Problems and tasks:
**1.** From the passage on microcap stocks, repeat word for word the text starting with "1) Always use" and going on through "at .31, etc.".
**2.** Translate this sentence from the passage on microcap stocks into Spanish: "Microcap stocks trade at very low volume levels and caution needs to be used when buying or selling these types of equities."

Source passage:
______________________________

Microcap stocks trade at very low volume levels and caution needs to be used when buying
or selling these types of equities.
1) Always use limit orders. Always. Your
order may be executed either lower or higher than the displayed quote. For example, the fictitious company
xyxy is quoted at .30 on the bid and .35 on the ask. This means that if you place a market buy
for 1000 shares they should execute at .35 X 1000 = $350. The market maker is required to fill up to 5000 shares
when posting at that low of a price. Unfortunately, sometimes they will fill some or none of the shares at the
.35 and move up to .40 or .45 to fill the order. Supposedly a market maker will be fined for not honoring the quote but
this happens very often. Instead an investor should use a limit order at .35 (this takes the risk out of the
trade). Better yet, you should place various orders at different entry points - like 1000 shares at .33, and then
1000 at .31, etc.

______________________________

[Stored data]
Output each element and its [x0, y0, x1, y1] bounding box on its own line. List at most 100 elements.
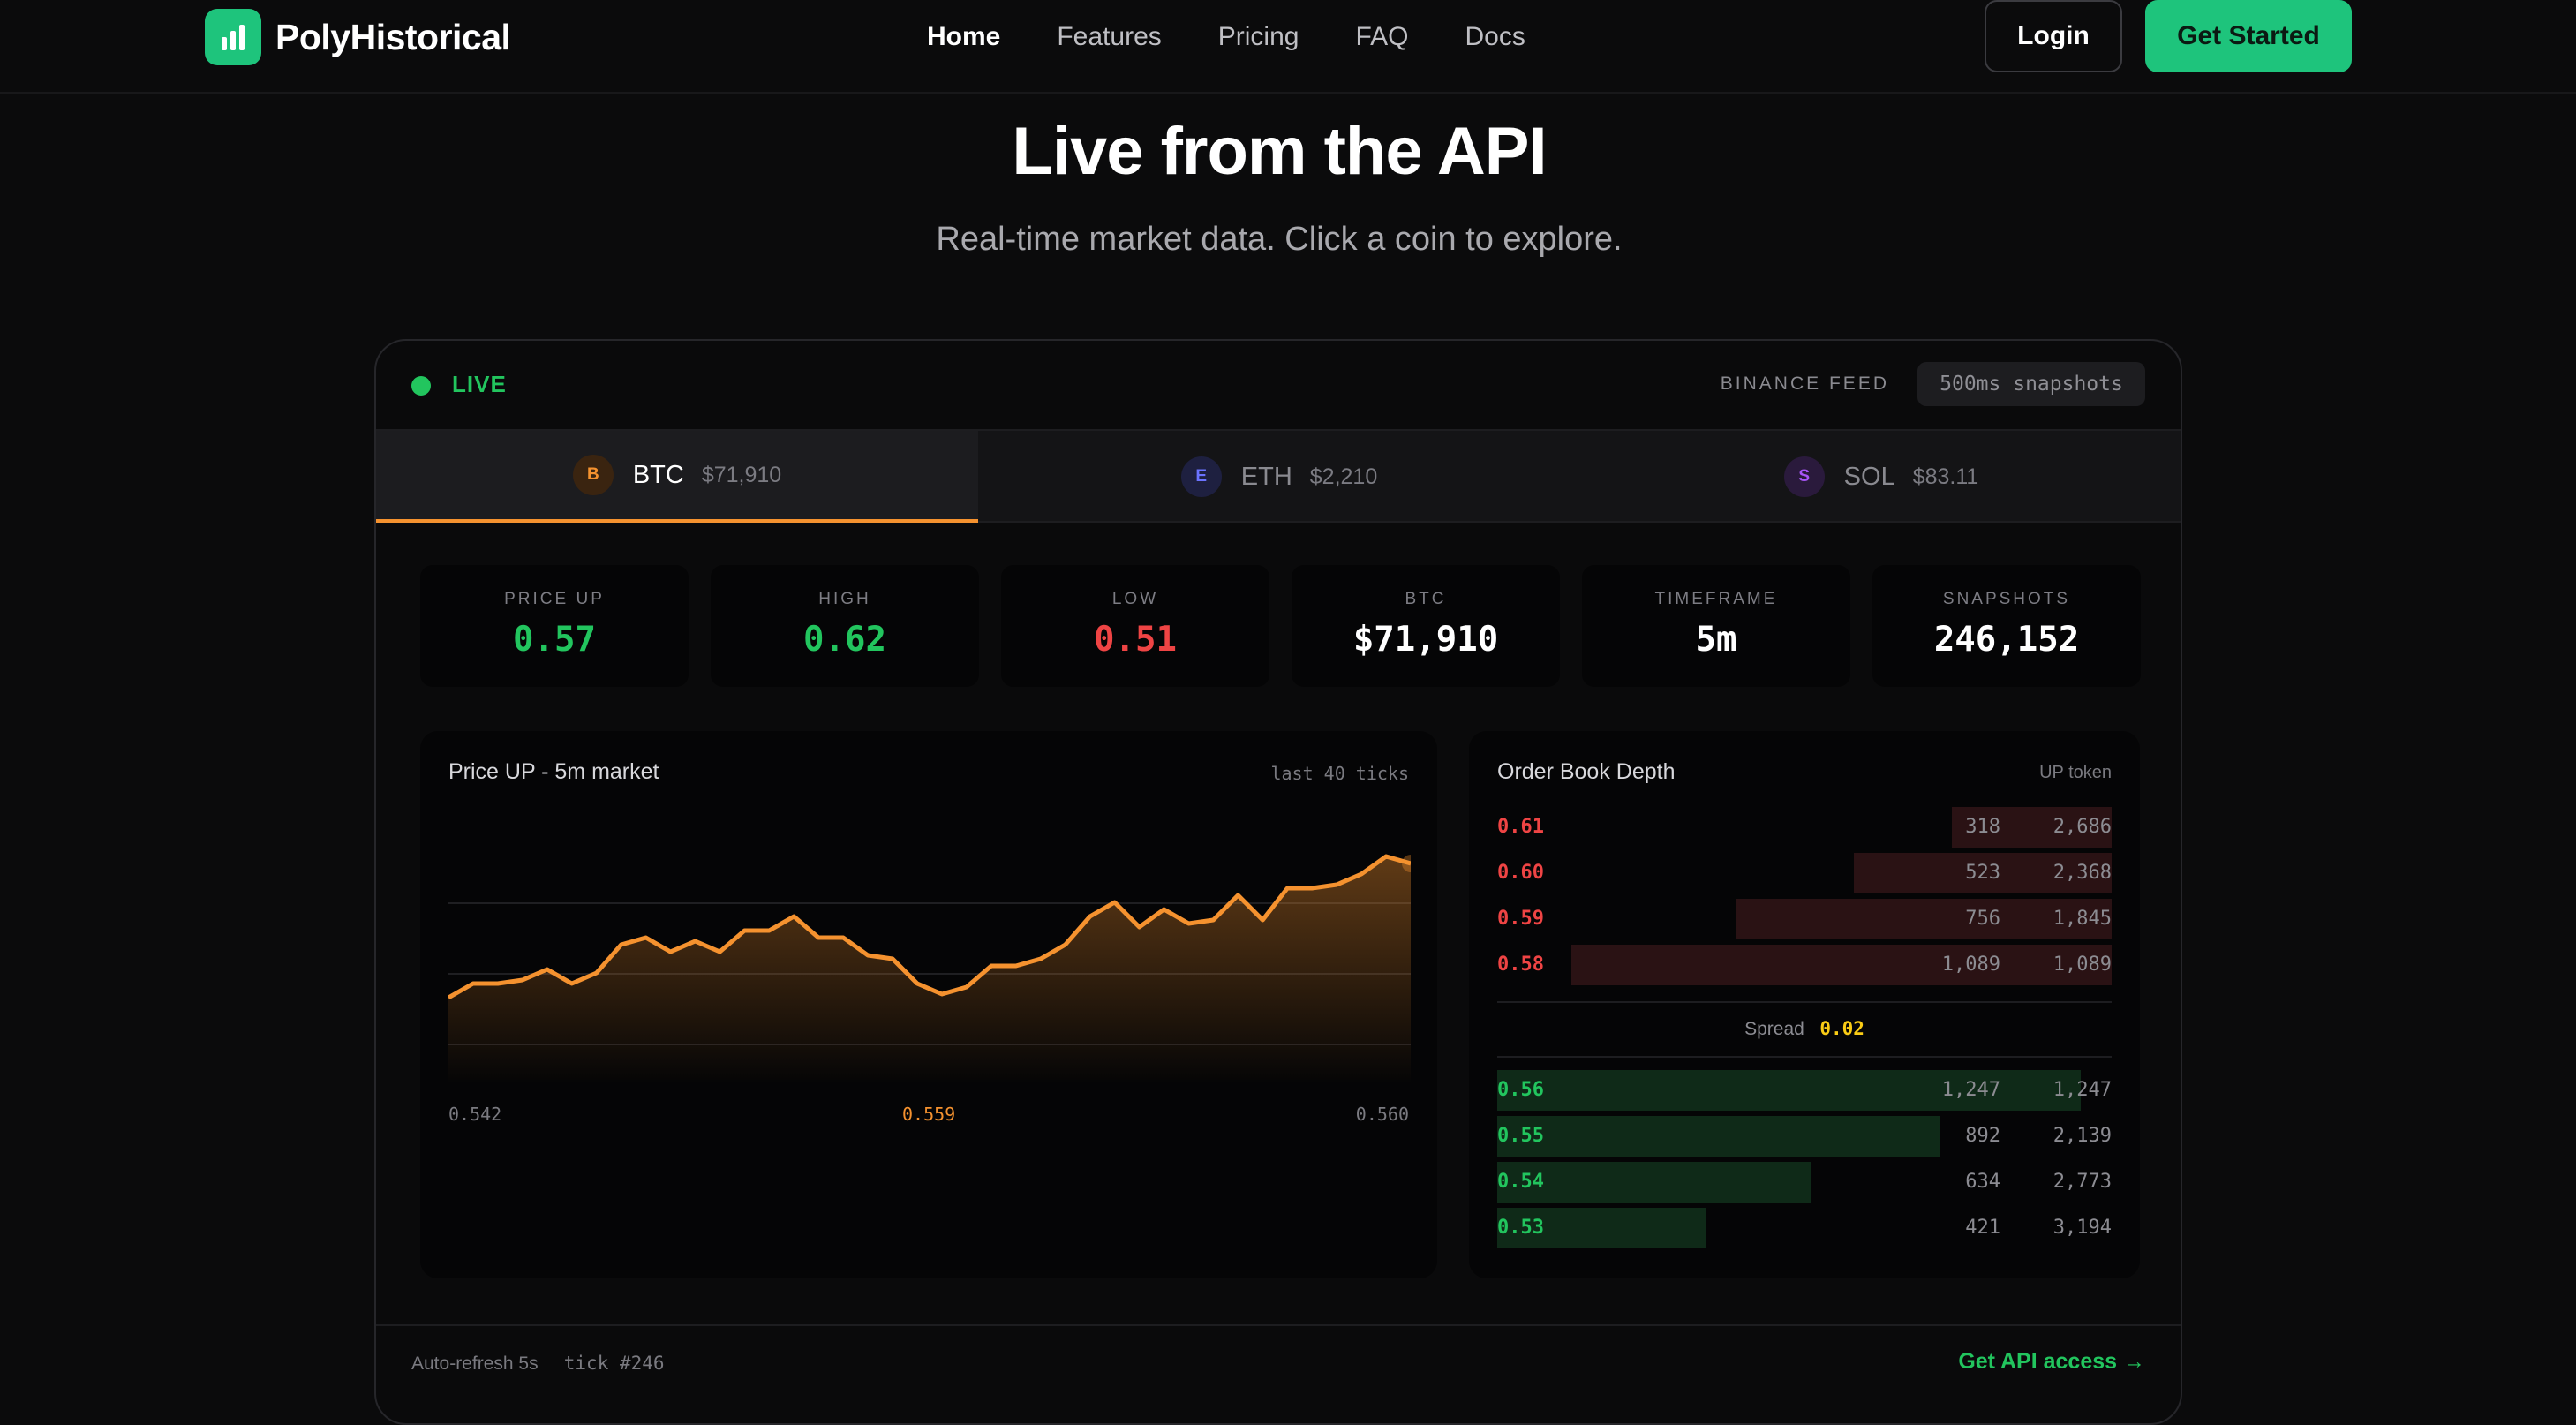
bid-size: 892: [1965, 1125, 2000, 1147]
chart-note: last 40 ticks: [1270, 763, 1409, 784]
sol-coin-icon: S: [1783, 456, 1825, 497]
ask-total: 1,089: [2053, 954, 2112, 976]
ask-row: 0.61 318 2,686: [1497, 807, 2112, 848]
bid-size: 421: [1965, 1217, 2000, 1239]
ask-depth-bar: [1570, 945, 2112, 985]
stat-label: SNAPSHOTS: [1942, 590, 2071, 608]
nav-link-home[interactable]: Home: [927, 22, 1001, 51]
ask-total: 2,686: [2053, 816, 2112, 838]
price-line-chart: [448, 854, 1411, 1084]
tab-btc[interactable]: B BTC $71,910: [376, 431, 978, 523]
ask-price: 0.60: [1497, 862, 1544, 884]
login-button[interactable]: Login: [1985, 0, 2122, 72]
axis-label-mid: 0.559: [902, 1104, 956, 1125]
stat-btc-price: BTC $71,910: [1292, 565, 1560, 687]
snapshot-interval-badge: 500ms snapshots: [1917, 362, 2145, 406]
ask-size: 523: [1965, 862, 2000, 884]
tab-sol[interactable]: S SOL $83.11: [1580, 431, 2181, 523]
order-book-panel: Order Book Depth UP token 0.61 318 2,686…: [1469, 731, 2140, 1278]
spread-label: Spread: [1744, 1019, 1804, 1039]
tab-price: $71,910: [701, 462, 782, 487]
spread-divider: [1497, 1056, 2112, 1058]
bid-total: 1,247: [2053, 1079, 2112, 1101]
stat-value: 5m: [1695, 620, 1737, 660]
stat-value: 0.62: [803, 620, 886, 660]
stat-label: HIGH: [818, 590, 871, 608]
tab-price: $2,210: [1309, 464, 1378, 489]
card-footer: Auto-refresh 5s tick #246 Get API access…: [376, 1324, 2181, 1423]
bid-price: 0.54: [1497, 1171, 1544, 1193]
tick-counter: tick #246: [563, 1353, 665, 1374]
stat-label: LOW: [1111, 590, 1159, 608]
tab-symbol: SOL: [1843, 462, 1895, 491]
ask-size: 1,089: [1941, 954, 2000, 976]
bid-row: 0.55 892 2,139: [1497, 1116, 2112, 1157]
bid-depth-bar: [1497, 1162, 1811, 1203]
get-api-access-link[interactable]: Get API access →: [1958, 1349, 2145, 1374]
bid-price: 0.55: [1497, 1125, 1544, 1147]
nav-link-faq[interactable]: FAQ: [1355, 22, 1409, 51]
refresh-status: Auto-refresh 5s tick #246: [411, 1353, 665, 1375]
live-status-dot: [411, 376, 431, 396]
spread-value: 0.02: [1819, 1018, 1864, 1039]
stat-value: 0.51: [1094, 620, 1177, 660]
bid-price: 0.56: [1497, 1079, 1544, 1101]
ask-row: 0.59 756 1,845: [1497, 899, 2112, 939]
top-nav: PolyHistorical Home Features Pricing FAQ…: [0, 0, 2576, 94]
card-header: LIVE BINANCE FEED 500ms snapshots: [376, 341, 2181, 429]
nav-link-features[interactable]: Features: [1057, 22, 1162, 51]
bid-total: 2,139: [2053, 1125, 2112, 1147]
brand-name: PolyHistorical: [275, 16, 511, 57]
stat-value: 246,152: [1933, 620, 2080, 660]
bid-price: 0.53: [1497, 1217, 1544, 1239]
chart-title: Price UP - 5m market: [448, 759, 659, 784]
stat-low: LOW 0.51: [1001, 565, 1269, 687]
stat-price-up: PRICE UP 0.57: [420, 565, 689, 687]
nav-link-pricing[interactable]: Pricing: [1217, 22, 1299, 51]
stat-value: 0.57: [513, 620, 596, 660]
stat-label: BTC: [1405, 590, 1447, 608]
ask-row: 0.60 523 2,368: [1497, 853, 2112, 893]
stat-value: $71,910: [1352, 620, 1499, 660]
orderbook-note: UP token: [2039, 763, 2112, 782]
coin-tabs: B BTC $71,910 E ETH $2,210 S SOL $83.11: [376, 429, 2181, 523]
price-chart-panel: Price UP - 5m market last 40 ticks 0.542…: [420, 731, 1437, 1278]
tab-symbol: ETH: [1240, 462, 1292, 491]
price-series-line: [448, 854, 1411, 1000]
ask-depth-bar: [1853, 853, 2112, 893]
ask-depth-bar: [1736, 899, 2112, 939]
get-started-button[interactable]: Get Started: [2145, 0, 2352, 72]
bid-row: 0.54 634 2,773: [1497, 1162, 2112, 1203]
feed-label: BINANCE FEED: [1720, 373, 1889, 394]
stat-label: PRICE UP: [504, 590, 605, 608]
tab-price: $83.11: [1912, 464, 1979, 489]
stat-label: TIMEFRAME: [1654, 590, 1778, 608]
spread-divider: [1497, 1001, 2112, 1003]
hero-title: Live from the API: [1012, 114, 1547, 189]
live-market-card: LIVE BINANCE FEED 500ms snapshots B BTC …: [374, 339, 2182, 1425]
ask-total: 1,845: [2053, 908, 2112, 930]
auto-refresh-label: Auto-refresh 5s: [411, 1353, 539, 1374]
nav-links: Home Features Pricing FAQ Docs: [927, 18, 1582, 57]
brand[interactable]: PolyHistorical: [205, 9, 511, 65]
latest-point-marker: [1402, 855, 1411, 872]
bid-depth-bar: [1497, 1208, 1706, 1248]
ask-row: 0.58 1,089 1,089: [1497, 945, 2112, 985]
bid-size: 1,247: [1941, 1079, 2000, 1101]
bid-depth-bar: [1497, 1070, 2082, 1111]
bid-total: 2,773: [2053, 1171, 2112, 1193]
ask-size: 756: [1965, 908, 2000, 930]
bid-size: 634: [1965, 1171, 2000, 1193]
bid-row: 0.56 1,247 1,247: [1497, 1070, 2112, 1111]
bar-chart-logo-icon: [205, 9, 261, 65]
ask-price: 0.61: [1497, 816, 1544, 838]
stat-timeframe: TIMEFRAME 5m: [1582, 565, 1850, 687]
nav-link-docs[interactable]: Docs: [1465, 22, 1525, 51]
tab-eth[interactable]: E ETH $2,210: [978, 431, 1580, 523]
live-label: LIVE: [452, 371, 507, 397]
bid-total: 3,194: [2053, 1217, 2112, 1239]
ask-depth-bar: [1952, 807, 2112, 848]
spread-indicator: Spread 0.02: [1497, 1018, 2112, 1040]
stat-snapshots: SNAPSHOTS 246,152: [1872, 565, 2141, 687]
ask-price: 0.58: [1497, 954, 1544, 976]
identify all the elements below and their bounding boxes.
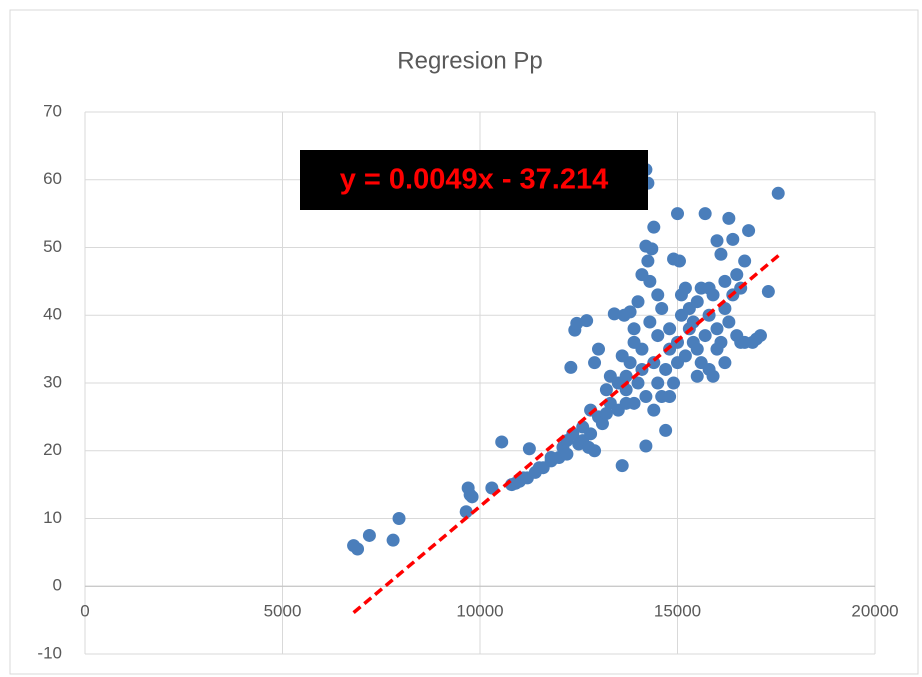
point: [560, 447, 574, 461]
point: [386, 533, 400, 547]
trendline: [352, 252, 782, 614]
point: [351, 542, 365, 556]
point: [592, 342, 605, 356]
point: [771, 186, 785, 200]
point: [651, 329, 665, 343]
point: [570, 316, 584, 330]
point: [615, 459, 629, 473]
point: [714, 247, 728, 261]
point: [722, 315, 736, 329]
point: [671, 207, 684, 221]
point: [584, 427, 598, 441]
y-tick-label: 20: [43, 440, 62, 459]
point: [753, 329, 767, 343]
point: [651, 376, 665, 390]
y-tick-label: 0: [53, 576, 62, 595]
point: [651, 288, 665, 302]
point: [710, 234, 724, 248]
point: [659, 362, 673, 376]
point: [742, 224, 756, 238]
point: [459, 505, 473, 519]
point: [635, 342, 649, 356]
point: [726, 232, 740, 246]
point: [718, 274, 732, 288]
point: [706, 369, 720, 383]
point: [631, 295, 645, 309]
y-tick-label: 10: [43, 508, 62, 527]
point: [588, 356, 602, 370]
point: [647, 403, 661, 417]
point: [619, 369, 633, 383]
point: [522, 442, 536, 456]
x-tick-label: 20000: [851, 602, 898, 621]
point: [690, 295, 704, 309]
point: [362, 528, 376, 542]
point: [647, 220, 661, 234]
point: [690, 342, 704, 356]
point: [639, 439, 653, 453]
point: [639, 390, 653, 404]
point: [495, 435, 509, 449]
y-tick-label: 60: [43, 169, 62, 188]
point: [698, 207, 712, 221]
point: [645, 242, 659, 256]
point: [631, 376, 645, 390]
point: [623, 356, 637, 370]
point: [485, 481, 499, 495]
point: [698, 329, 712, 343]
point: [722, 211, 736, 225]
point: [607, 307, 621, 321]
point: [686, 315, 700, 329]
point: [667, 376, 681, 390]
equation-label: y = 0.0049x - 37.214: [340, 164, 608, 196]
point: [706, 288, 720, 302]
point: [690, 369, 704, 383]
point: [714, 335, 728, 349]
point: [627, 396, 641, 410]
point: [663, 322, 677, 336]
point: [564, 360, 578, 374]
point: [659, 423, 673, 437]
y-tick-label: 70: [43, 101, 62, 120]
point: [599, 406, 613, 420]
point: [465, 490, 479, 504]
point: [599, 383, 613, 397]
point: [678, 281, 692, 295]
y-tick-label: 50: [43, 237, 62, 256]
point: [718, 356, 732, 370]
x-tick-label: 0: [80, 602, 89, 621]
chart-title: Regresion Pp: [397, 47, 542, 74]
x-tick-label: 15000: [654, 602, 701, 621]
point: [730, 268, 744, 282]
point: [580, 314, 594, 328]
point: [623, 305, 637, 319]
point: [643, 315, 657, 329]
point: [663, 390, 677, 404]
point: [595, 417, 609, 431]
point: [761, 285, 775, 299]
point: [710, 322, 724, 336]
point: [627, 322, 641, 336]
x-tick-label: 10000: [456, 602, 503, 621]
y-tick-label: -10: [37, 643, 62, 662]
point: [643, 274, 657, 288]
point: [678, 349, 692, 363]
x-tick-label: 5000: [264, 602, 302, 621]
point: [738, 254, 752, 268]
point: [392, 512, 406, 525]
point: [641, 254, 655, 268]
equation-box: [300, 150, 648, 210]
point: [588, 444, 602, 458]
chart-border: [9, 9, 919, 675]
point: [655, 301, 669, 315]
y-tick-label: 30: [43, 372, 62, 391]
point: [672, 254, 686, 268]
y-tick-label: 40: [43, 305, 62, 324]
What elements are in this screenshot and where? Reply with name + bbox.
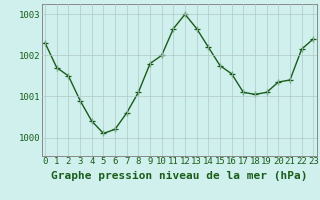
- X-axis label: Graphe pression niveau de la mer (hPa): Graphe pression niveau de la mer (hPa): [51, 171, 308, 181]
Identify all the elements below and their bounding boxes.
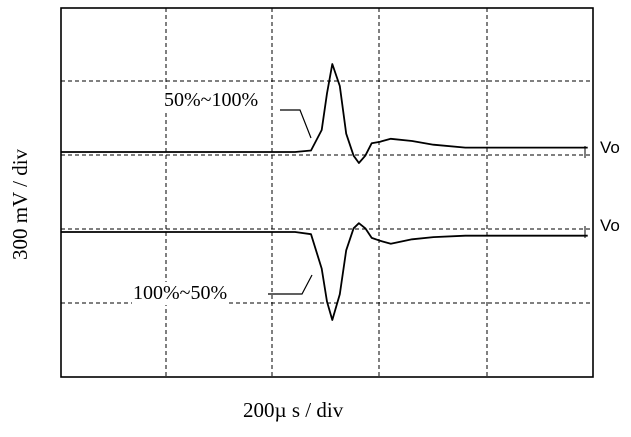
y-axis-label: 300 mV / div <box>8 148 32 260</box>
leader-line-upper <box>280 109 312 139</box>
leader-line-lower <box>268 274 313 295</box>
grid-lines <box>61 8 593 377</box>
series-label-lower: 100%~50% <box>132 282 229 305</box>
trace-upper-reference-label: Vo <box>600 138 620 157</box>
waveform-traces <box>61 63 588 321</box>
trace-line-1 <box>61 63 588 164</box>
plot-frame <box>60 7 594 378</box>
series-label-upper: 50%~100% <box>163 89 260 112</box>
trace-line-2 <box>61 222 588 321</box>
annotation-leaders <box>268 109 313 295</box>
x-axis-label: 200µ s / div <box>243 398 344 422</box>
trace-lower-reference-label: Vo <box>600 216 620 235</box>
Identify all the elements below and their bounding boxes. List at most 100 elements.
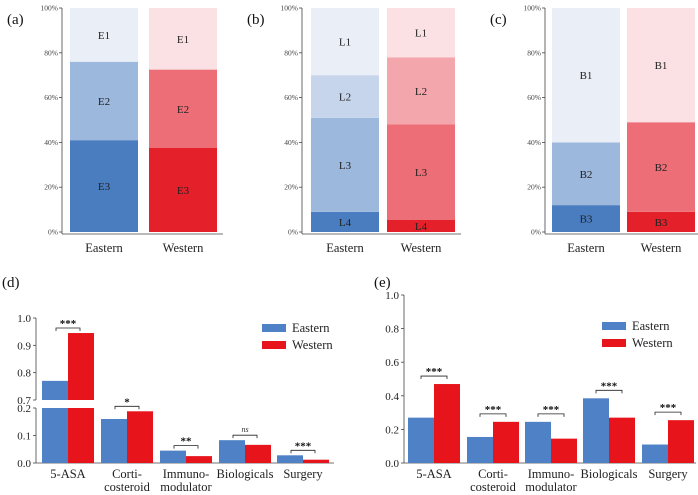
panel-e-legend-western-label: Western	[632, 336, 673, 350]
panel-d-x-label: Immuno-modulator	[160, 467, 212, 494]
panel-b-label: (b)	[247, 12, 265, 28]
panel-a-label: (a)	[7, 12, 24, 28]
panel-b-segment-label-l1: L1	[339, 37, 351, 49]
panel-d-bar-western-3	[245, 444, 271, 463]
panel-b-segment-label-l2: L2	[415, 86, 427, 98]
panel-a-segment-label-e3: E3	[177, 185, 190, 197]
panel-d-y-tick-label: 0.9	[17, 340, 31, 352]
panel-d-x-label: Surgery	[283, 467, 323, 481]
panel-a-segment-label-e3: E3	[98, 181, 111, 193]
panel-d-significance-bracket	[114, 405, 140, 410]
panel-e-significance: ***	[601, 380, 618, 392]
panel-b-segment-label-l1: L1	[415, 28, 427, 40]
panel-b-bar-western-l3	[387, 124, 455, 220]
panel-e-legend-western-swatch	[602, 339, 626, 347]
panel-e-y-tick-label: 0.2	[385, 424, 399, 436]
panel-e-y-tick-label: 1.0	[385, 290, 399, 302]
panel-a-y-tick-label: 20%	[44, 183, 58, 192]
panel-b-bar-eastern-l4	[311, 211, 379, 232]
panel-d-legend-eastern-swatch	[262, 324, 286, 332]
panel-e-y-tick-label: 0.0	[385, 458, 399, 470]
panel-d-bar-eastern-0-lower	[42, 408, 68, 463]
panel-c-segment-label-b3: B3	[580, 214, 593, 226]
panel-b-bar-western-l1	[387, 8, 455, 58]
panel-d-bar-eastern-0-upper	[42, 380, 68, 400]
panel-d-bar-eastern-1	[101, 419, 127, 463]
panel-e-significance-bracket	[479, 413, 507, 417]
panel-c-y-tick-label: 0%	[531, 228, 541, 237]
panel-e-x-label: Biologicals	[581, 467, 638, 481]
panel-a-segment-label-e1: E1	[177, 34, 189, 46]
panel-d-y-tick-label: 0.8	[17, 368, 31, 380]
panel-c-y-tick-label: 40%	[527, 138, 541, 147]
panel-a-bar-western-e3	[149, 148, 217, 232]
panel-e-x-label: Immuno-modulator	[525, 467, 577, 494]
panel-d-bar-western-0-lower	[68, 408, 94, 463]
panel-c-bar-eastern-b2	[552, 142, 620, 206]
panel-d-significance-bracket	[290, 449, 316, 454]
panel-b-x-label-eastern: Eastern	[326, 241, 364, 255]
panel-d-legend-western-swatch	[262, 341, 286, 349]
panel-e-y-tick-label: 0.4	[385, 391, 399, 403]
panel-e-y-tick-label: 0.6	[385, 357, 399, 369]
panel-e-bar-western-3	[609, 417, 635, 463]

______________________________

Responses for each task:
**1.**
1) Always use limit orders. Always. Your
order may be executed either lower or higher than the displayed quote. For example, the fictitious company
xyxy is quoted at .30 on the bid and .35 on the ask. This means that if you place a market buy
for 1000 shares they should execute at .35 X 1000 = $350. The market maker is required to fill up to 5000 shares
when posting at that low of a price. Unfortunately, sometimes they will fill some or none of the shares at the
.35 and move up to .40 or .45 to fill the order. Supposedly a market maker will be fined for not honoring the quote but
this happens very often. Instead an investor should use a limit order at .35 (this takes the risk out of the
trade). Better yet, you should place various orders at different entry points - like 1000 shares at .33, and then
1000 at .31, etc.

**2.** Las acciones de microcapitalización se negocian con volúmenes muy bajos y hay que tener cuidado al comprar o vender este tipo de valores.